• [TRECHO FORNECIDO]:
>>>
Críticas

Crítica | A Repartição do Tempo

Mesmo tendo a sua história concentrada nos anos 80, A Repartição do Tempo, de Santiago Dellape, acentua assuntos ainda em voga. Parece um filme realizado sob encomenda para exibição na Sessão da Tarde, porém propicia a discussão de temas que eliminam qualquer rastro de frivolidade de sua narrativa.

Em posse de sua mais nova engenhoca com cara de memorabília, Dr. Brasil (Tonico Pereira) chega ao REPI, Registro de Patentes e Invenções, para protocolá-la. O protótipo se trata de uma máquina do tempo, responsável por gerar muitos desdobramentos à história. Após descobrir a funcionalidade da invenção, Lisboa (Eucir de Souza), chefe da repartição, resolve duplicar todos os funcionários, com o intuito de agilizar os serviços prestados, devido à má repercussão dos trabalhos do REPI na imprensa, entretanto Jonas (Edu Moraes), um dos integrantes da equipe, será um oponente à altura, nessa jornada capaz de provar que nem sempre o tempo é cronológico, também pode ser relativo.

Embalado pela ópera O Guarani, de Carlos Gomes, reproduzida em sua abertura e também diariamente no noticiário radiofônico A Voz do Brasil, o filme intima o espectador a já se atentar às várias referências que o permeiam, mostrando-se rico não só por se embrenhar em um universo que flerta com a ficção científica, mas sobretudo por proporcionar a discussão de questões concernentes ao nosso país, dando voz a um humor leve, porém categórico.

A similitude temática com outras obras é evidente, entretanto esse fator pode vir a agradar um público plural, uma vez que o longa agrega desde citações de filmes como Feitiço do Tempo (Groundhog Day, 1993), quando Jonas menciona sobre o Dia da Marmota, até o uso de elementos das histórias do marcante anti-herói Chapolin Colorado, ao ser exibido um roedor com antenas de vinil que detectam a presença do inimigo; fato curioso é que essa frase é dita em rápida aparição de Sérgio Hondjakoff, provido de uma inflexão idêntica a de Cabeção, personagem que encarnava na novela adolescente Malhação. Além das mais diversas referências, a produção também está imbuída em um clima de nostalgia, arrematada com a participação de Dedé Santana na pele de Almeida, um investigador da Polícia Civil, que contribui com uma dose ingênua de seu humor, ao entrar em consonância com o trabalho realizado por mais de três décadas em Os Trapalhões.

Mas não é só em aparições relâmpagos memoráveis que o filme se sustenta, visto que alguns dos personagens que integram a equipe do REPI cativam de imediato. Em virtude de seu jeito malandro e ao mesmo tempo destrambelhado, Zé (André Deca) cria empatia com o público, como na cena em que pede Shirley (Rosanna Viegas) em namoro, sem nem mesmo levar em conta todas as investidas sem êxito pelas quais passou; ao ter que lidar com a resposta negativa é difícil não se apiedar dele, mérito dos bons diálogos que investem em um humor pueril, mas assertivo para esse tipo de personagem.

E se há outra habilidade que merece destaque no roteiro desenvolvido por Davi Mattos e pelo próprio diretor é a preocupação com detalhes, tanto os relacionados à continuidade da narrativa após a duplicação dos empregados da repartição, quanto os ligados a anacronismos que histórias sobre viagem no tempo tendem a sofrer, posto que todos os elementos e objetos de cena que compõem o REPI dialogam com a época pela qual a obra transita.
<<<
• [TAREFA A CUMPRIR]: Repita fielmente a parte da crítica sobre o filme A Repartição do Tempo que começa nas palavras que contêm "E se há outra" e termina logo depois de "a obra transita.".

• [LINHAS FORNECIDAS]:
>>>
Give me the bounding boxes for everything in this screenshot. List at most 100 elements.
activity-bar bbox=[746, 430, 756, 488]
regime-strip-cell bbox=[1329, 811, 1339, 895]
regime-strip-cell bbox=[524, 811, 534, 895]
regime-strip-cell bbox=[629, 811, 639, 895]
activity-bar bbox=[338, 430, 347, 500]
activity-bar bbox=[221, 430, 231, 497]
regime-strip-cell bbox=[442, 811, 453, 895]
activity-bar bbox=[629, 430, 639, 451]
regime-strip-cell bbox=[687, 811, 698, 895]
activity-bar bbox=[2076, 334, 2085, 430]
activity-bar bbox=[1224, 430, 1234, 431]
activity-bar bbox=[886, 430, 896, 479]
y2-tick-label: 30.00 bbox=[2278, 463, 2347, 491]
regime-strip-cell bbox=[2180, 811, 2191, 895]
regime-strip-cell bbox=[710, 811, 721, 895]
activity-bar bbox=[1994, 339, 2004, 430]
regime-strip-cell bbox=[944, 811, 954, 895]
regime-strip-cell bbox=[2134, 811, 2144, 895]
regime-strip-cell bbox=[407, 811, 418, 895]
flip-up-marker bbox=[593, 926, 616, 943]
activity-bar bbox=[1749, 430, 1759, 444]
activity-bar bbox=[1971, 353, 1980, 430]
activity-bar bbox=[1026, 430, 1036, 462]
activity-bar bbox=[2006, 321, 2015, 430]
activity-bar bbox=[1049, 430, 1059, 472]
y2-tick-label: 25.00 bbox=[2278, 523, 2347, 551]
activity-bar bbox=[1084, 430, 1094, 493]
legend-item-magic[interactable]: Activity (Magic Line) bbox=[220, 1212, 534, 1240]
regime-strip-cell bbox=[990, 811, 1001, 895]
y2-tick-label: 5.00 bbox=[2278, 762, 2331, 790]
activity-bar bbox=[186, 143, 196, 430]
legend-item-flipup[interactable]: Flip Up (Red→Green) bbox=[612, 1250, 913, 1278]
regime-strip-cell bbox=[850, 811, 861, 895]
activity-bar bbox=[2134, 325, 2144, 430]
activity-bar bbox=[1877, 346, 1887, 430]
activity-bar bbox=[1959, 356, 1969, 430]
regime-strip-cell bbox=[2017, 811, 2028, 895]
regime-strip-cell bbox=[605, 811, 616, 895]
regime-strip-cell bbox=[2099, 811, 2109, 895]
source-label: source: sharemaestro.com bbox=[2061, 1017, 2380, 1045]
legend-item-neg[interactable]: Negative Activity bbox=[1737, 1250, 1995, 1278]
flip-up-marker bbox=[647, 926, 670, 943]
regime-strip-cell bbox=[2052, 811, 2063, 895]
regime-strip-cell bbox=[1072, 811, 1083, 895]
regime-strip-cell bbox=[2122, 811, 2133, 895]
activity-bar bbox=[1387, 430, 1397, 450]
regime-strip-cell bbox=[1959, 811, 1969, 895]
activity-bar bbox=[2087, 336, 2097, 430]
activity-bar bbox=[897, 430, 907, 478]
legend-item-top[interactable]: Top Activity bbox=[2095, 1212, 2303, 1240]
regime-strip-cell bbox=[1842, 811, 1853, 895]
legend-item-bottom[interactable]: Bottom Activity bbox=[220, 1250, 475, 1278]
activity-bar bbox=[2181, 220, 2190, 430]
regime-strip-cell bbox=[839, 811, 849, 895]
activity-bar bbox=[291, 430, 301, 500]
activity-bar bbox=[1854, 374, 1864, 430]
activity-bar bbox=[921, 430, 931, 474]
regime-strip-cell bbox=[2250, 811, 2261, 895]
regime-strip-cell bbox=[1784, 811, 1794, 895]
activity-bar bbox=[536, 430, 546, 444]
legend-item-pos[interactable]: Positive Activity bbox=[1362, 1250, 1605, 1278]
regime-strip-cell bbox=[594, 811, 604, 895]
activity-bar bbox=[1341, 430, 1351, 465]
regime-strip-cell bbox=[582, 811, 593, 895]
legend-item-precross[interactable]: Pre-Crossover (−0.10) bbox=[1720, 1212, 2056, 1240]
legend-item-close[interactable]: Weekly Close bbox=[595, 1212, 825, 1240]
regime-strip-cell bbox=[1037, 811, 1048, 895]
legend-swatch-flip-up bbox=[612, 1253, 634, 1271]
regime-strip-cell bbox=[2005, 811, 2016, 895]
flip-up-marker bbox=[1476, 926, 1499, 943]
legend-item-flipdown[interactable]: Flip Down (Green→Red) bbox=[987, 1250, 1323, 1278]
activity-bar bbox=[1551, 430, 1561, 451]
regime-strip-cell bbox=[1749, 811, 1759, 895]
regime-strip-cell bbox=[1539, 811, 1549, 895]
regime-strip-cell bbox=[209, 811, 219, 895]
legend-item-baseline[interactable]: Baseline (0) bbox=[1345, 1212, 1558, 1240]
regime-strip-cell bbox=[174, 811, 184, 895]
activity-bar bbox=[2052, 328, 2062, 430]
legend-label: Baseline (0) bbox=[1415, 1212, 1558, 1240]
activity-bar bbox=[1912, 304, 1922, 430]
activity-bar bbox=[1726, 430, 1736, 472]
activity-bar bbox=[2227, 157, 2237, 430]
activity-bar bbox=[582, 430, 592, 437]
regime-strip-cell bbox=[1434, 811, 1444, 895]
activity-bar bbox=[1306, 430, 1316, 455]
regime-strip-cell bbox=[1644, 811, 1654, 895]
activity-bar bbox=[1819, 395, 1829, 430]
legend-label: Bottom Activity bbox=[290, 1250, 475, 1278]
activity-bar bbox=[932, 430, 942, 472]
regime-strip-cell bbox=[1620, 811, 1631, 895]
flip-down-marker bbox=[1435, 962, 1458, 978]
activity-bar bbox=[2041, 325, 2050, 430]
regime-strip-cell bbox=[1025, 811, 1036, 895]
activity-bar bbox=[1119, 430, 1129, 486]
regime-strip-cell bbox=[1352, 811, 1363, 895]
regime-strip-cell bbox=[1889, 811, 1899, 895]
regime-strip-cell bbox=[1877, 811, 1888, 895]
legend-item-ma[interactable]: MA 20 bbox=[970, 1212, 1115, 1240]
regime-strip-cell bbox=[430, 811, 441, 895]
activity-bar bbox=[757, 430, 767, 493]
<<<
• [RESULTADO ABAIXO]:
E se há outra habilidade que merece destaque no roteiro desenvolvido por Davi Mattos e pelo próprio diretor é a preocupação com detalhes, tanto os relacionados à continuidade da narrativa após a duplicação dos empregados da repartição, quanto os ligados a anacronismos que histórias sobre viagem no tempo tendem a sofrer, posto que todos os elementos e objetos de cena que compõem o REPI dialogam com a época pela qual a obra transita.